-- EXTRACTED TEXT follows --
Stroh said that, while he is "pretty pleased" with how the first year of 988 went for Netcare Access, with short-term funding it's hard to reassure prospective call operators of job security or compete with rising wages in other industries.
For Kristin McCloud, executive director of Pathways of Central Ohio, a call center that also responds to rural counties in the eastern part of the state, the $573,056 her center received in 988's first year was exactly what it needed. She had money for training staffers to answer crisis calls and supplying them with computers for remote work.
During that time, operators answered 2,316 calls — almost double the previous year's volume.
"I really feel like, for once, we were given adequate funding," said McCloud, who has worked in social services more than 35 years.
According to SAMHSA, before 988 grants, most call centers received minimal federal funding to answer Lifeline calls, typically between $2,500 and $5,000 annually.
Like Stroh, McCloud views Ohio's recent allocation as positive but hopes the state installs a permanent funding plan. A bill pending in the legislature would add a surcharge to phone bills to help fund 988, as a few other states have done.
All but one of the eastern counties that Pathways of Central Ohio and Netcare Access serve are designated by the state's Department of Health Primary Care Office as mental health professional shortage areas.
In North Dakota, where almost every county is rural and has such a designation, a single call center manages the state's 988 program.
That center, FirstLink, has seen a significant increase in mental health crisis calls since the transition to 988. Comparing the first six months of 2023 to the first of 2022 alone, calls have increased 55%, according to Jeremy Brown, outreach director.
The demand has "helped us with sparking conversations with our state legislature about funding and support," he said.
In May, Republican Gov. Doug Burgum approved a one-time $1.86 million appropriation to 988 in the state's biennial budget.
Brown said the funding will not only allow FirstLink to train staff members and keep phone lines updated, but it will also help human service centers support mobile crisis units that can be dispatched to callers if necessary.
Though mobile crisis unit dispatch is an option, FirstLink prefers to deescalate crises over the phone, said Dallas Tufty, one of FirstLink's operators.
-- EXTRACTED TEXT concluded --
-- RECORD EXCERPTS follows --
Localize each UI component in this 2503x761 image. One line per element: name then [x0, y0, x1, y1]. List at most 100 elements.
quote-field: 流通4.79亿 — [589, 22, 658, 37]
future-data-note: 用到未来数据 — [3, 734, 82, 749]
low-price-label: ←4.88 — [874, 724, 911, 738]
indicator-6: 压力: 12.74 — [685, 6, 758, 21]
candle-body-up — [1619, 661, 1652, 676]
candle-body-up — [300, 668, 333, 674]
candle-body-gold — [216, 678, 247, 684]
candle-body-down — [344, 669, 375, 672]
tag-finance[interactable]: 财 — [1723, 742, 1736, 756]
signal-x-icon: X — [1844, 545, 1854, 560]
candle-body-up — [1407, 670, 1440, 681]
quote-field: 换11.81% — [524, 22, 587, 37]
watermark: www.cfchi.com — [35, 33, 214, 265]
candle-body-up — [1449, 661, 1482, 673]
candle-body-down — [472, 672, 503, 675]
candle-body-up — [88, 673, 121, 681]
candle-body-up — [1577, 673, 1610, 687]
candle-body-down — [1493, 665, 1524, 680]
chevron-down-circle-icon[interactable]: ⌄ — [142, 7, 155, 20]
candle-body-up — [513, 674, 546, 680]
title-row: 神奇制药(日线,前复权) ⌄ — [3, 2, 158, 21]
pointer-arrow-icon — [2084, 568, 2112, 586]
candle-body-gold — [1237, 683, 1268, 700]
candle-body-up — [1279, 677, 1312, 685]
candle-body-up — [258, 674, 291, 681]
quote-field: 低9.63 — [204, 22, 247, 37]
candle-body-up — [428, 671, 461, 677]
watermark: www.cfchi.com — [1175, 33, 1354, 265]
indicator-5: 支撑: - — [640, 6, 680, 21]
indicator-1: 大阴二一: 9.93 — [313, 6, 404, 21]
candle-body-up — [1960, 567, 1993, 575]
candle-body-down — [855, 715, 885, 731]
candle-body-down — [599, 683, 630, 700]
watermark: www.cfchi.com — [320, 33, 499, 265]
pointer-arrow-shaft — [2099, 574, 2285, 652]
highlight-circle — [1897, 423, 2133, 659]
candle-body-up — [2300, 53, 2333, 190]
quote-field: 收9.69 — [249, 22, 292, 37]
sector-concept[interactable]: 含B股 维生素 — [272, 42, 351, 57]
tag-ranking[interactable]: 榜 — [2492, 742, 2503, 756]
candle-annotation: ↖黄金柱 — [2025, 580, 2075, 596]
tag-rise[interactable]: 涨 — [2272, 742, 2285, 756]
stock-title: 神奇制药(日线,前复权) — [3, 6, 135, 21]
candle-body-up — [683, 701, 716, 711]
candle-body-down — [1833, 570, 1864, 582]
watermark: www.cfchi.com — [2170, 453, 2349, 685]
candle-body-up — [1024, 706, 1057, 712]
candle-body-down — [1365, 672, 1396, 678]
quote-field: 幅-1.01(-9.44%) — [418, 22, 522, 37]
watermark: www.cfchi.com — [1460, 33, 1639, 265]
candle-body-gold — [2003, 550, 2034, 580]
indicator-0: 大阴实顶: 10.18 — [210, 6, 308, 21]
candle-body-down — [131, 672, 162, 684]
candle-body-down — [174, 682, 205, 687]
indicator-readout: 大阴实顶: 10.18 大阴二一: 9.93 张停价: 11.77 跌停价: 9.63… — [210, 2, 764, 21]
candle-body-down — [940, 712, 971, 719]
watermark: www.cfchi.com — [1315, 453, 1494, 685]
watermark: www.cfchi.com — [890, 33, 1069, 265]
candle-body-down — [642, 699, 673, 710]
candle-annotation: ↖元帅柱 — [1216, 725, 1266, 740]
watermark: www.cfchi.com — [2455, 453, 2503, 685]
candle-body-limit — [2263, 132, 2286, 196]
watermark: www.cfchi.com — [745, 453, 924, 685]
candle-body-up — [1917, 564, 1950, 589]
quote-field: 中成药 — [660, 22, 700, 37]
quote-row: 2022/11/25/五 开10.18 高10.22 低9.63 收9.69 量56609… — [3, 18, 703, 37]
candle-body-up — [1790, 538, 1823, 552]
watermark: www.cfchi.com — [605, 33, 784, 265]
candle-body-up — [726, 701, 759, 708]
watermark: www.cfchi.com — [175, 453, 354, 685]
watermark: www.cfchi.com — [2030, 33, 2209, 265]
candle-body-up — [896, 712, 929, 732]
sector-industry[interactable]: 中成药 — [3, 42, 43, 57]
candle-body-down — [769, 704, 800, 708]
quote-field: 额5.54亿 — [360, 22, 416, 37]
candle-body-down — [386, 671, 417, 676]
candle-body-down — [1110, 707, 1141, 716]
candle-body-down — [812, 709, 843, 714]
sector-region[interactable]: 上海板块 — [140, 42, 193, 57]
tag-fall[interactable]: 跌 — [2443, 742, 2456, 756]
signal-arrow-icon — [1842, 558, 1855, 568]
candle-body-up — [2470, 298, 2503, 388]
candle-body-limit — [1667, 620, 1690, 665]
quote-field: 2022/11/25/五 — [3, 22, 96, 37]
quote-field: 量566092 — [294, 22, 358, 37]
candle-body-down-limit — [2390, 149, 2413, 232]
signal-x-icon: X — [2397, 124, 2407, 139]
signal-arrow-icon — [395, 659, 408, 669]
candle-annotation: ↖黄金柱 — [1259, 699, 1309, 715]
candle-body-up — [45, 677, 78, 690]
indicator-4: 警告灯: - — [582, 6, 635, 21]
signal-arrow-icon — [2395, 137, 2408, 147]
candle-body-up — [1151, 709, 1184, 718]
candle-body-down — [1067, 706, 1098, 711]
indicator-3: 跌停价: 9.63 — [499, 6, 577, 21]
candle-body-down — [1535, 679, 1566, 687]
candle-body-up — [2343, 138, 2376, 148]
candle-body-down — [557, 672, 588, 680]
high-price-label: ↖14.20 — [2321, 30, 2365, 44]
-- RECORD EXCERPTS concluded --
- WHAT YOU NEED TO DO -
1: According to the article on 988 crisis line funding, how much did Gov. Doug Burgum approve for 988 in North Dakota's biennial budget?
2: Write the next part of the article on 988 crisis line funding, picking up after its last sentence.
These entries have no connection to the article on 988 crisis line funding.

- ANSWERS TO THE TASKS -
1: A one-time appropriation of $1.86 million.

2:
"The only time that we'll really call for rescue or something is if that person is in immediate, imminent danger of their life," they said.
Tufty works 40 hours a week at FirstLink, at least six of those spent answering calls and messages to 988. Operators like Tufty also answer FirstLink's 211 line, another program that provides health and social service assistance information to callers. It's not an emergency line, but on occasion people in crisis call there instead of 988.
No matter which line a call comes through, Tufty said, the hard part is not knowing what happens once the call is over.
"There's times where you don't really know if they're going to call back because they need to again," they said. "Even if you make a plan, there's only so much we can do on the phone to hold people to those plans."
While North Dakota and Ohio fund 988 through their state budgets, not all states do. In Montana, Republican Gov. Greg Gianforte recently dedicated $300 million to the behavioral health and developmental disabilities systems that, among other uses, can fund " opportunities for Montanans to receive integrated physical and behavioral health care," according to the bill authorizing the money. But the state has yet to address 988 funding specifically.
In 2021, Montana lawmakers declined to advance a bill that would have established a phone fee and corresponding revenue account to fund 988 ahead of its launch.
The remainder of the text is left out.